▶ [Given request]: Give back the full listing verbatim, apart from its images.

(Rows from a dataset)
§ §

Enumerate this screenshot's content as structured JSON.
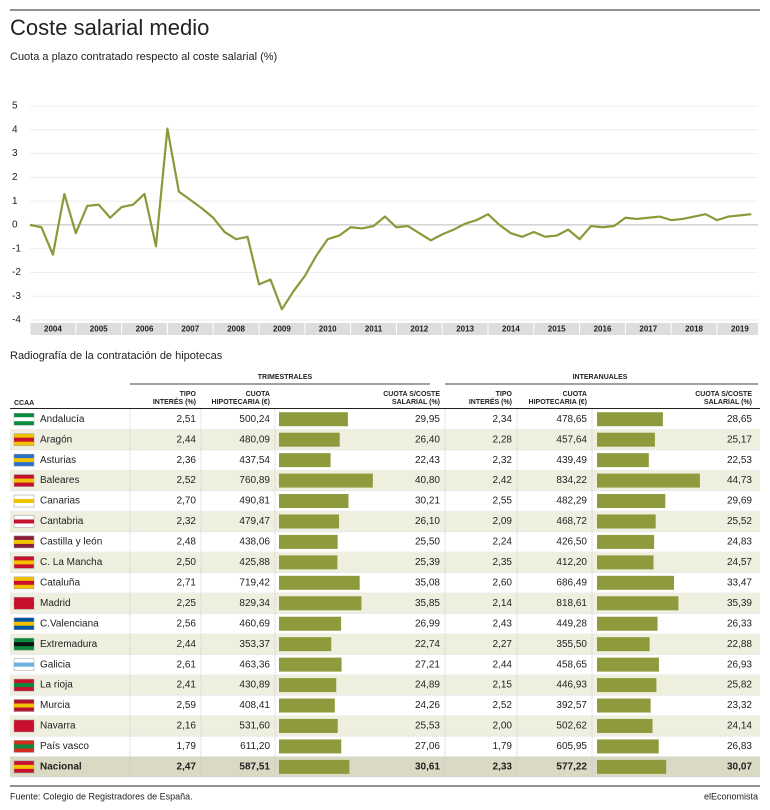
{
  "chart_data": {
    "type": "line",
    "title": "Coste salarial medio",
    "subtitle": "Cuota a plazo contratado respecto al coste salarial (%)",
    "color": "#8a9a3a",
    "years": [
      2004,
      2005,
      2006,
      2007,
      2008,
      2009,
      2010,
      2011,
      2012,
      2013,
      2014,
      2015,
      2016,
      2017,
      2018,
      2019
    ],
    "values": [
      0.0,
      -0.1,
      -1.25,
      1.3,
      -0.35,
      0.8,
      0.85,
      0.3,
      0.75,
      0.85,
      1.3,
      -0.9,
      4.05,
      1.4,
      1.05,
      0.7,
      0.3,
      -0.3,
      -0.6,
      -0.5,
      -2.5,
      -2.3,
      -3.55,
      -2.8,
      -2.15,
      -1.3,
      -0.6,
      -0.45,
      -0.1,
      -0.15,
      -0.05,
      0.35,
      -0.1,
      -0.05,
      -0.35,
      -0.65,
      -0.4,
      -0.2,
      0.05,
      0.2,
      0.45,
      0.0,
      -0.35,
      -0.5,
      -0.3,
      -0.5,
      -0.45,
      -0.2,
      -0.6,
      -0.05,
      -0.1,
      -0.05,
      0.3,
      0.25,
      0.3,
      0.35,
      0.2,
      0.25,
      0.35,
      0.45,
      0.2,
      0.35,
      0.4,
      0.45
    ],
    "ylim": [
      -4,
      5
    ],
    "yticks": [
      -4,
      -3,
      -2,
      -1,
      0,
      1,
      2,
      3,
      4,
      5
    ],
    "grid": true
  },
  "table": {
    "title": "Radiografía de la contratación de hipotecas",
    "groups": [
      "TRIMESTRALES",
      "INTERANUALES"
    ],
    "first_header": "CCAA",
    "headers": [
      [
        "TIPO",
        "INTERÉS (%)"
      ],
      [
        "CUOTA",
        "HIPOTECARIA (€)"
      ],
      [
        "CUOTA S/COSTE",
        "SALARIAL (%)"
      ]
    ],
    "bar_color": "#8f9a3c",
    "rows": [
      [
        "Andalucía",
        "2,51",
        "500,24",
        "29,95",
        "2,34",
        "478,65",
        "28,65"
      ],
      [
        "Aragón",
        "2,44",
        "480,09",
        "26,40",
        "2,28",
        "457,64",
        "25,17"
      ],
      [
        "Asturias",
        "2,36",
        "437,54",
        "22,43",
        "2,32",
        "439,49",
        "22,53"
      ],
      [
        "Baleares",
        "2,52",
        "760,89",
        "40,80",
        "2,42",
        "834,22",
        "44,73"
      ],
      [
        "Canarias",
        "2,70",
        "490,81",
        "30,21",
        "2,55",
        "482,29",
        "29,69"
      ],
      [
        "Cantabria",
        "2,32",
        "479,47",
        "26,10",
        "2,09",
        "468,72",
        "25,52"
      ],
      [
        "Castilla y león",
        "2,48",
        "438,06",
        "25,50",
        "2,24",
        "426,50",
        "24,83"
      ],
      [
        "C. La Mancha",
        "2,50",
        "425,88",
        "25,39",
        "2,35",
        "412,20",
        "24,57"
      ],
      [
        "Cataluña",
        "2,71",
        "719,42",
        "35,08",
        "2,60",
        "686,49",
        "33,47"
      ],
      [
        "Madrid",
        "2,25",
        "829,34",
        "35,85",
        "2,14",
        "818,61",
        "35,39"
      ],
      [
        "C.Valenciana",
        "2,56",
        "460,69",
        "26,99",
        "2,43",
        "449,28",
        "26,33"
      ],
      [
        "Extremadura",
        "2,44",
        "353,37",
        "22,74",
        "2,27",
        "355,50",
        "22,88"
      ],
      [
        "Galicia",
        "2,61",
        "463,36",
        "27,21",
        "2,44",
        "458,65",
        "26,93"
      ],
      [
        "La rioja",
        "2,41",
        "430,89",
        "24,89",
        "2,15",
        "446,93",
        "25,82"
      ],
      [
        "Murcia",
        "2,59",
        "408,41",
        "24,26",
        "2,52",
        "392,57",
        "23,32"
      ],
      [
        "Navarra",
        "2,16",
        "531,60",
        "25,53",
        "2,00",
        "502,62",
        "24,14"
      ],
      [
        "País vasco",
        "1,79",
        "611,20",
        "27,06",
        "1,79",
        "605,95",
        "26,83"
      ],
      [
        "Nacional",
        "2,47",
        "587,51",
        "30,61",
        "2,33",
        "577,22",
        "30,07"
      ]
    ]
  },
  "footer": {
    "source": "Fuente: Colegio de Registradores de España.",
    "brand": "elEconomista"
  }
}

§ §

▶ [Expected output]:
Enumerate this screenshot's content as structured JSON.
{
  "chart_data": {
    "type": "line",
    "title": "Coste salarial medio",
    "subtitle": "Cuota a plazo contratado respecto al coste salarial (%)",
    "color": "#8a9a3a",
    "years": [
      2004,
      2005,
      2006,
      2007,
      2008,
      2009,
      2010,
      2011,
      2012,
      2013,
      2014,
      2015,
      2016,
      2017,
      2018,
      2019
    ],
    "values": [
      0.0,
      -0.1,
      -1.25,
      1.3,
      -0.35,
      0.8,
      0.85,
      0.3,
      0.75,
      0.85,
      1.3,
      -0.9,
      4.05,
      1.4,
      1.05,
      0.7,
      0.3,
      -0.3,
      -0.6,
      -0.5,
      -2.5,
      -2.3,
      -3.55,
      -2.8,
      -2.15,
      -1.3,
      -0.6,
      -0.45,
      -0.1,
      -0.15,
      -0.05,
      0.35,
      -0.1,
      -0.05,
      -0.35,
      -0.65,
      -0.4,
      -0.2,
      0.05,
      0.2,
      0.45,
      0.0,
      -0.35,
      -0.5,
      -0.3,
      -0.5,
      -0.45,
      -0.2,
      -0.6,
      -0.05,
      -0.1,
      -0.05,
      0.3,
      0.25,
      0.3,
      0.35,
      0.2,
      0.25,
      0.35,
      0.45,
      0.2,
      0.35,
      0.4,
      0.45
    ],
    "ylim": [
      -4,
      5
    ],
    "yticks": [
      -4,
      -3,
      -2,
      -1,
      0,
      1,
      2,
      3,
      4,
      5
    ],
    "grid": true
  },
  "table": {
    "title": "Radiografía de la contratación de hipotecas",
    "groups": [
      "TRIMESTRALES",
      "INTERANUALES"
    ],
    "first_header": "CCAA",
    "headers": [
      [
        "TIPO",
        "INTERÉS (%)"
      ],
      [
        "CUOTA",
        "HIPOTECARIA (€)"
      ],
      [
        "CUOTA S/COSTE",
        "SALARIAL (%)"
      ]
    ],
    "bar_color": "#8f9a3c",
    "rows": [
      [
        "Andalucía",
        "2,51",
        "500,24",
        "29,95",
        "2,34",
        "478,65",
        "28,65"
      ],
      [
        "Aragón",
        "2,44",
        "480,09",
        "26,40",
        "2,28",
        "457,64",
        "25,17"
      ],
      [
        "Asturias",
        "2,36",
        "437,54",
        "22,43",
        "2,32",
        "439,49",
        "22,53"
      ],
      [
        "Baleares",
        "2,52",
        "760,89",
        "40,80",
        "2,42",
        "834,22",
        "44,73"
      ],
      [
        "Canarias",
        "2,70",
        "490,81",
        "30,21",
        "2,55",
        "482,29",
        "29,69"
      ],
      [
        "Cantabria",
        "2,32",
        "479,47",
        "26,10",
        "2,09",
        "468,72",
        "25,52"
      ],
      [
        "Castilla y león",
        "2,48",
        "438,06",
        "25,50",
        "2,24",
        "426,50",
        "24,83"
      ],
      [
        "C. La Mancha",
        "2,50",
        "425,88",
        "25,39",
        "2,35",
        "412,20",
        "24,57"
      ],
      [
        "Cataluña",
        "2,71",
        "719,42",
        "35,08",
        "2,60",
        "686,49",
        "33,47"
      ],
      [
        "Madrid",
        "2,25",
        "829,34",
        "35,85",
        "2,14",
        "818,61",
        "35,39"
      ],
      [
        "C.Valenciana",
        "2,56",
        "460,69",
        "26,99",
        "2,43",
        "449,28",
        "26,33"
      ],
      [
        "Extremadura",
        "2,44",
        "353,37",
        "22,74",
        "2,27",
        "355,50",
        "22,88"
      ],
      [
        "Galicia",
        "2,61",
        "463,36",
        "27,21",
        "2,44",
        "458,65",
        "26,93"
      ],
      [
        "La rioja",
        "2,41",
        "430,89",
        "24,89",
        "2,15",
        "446,93",
        "25,82"
      ],
      [
        "Murcia",
        "2,59",
        "408,41",
        "24,26",
        "2,52",
        "392,57",
        "23,32"
      ],
      [
        "Navarra",
        "2,16",
        "531,60",
        "25,53",
        "2,00",
        "502,62",
        "24,14"
      ],
      [
        "País vasco",
        "1,79",
        "611,20",
        "27,06",
        "1,79",
        "605,95",
        "26,83"
      ],
      [
        "Nacional",
        "2,47",
        "587,51",
        "30,61",
        "2,33",
        "577,22",
        "30,07"
      ]
    ]
  },
  "footer": {
    "source": "Fuente: Colegio de Registradores de España.",
    "brand": "elEconomista"
  }
}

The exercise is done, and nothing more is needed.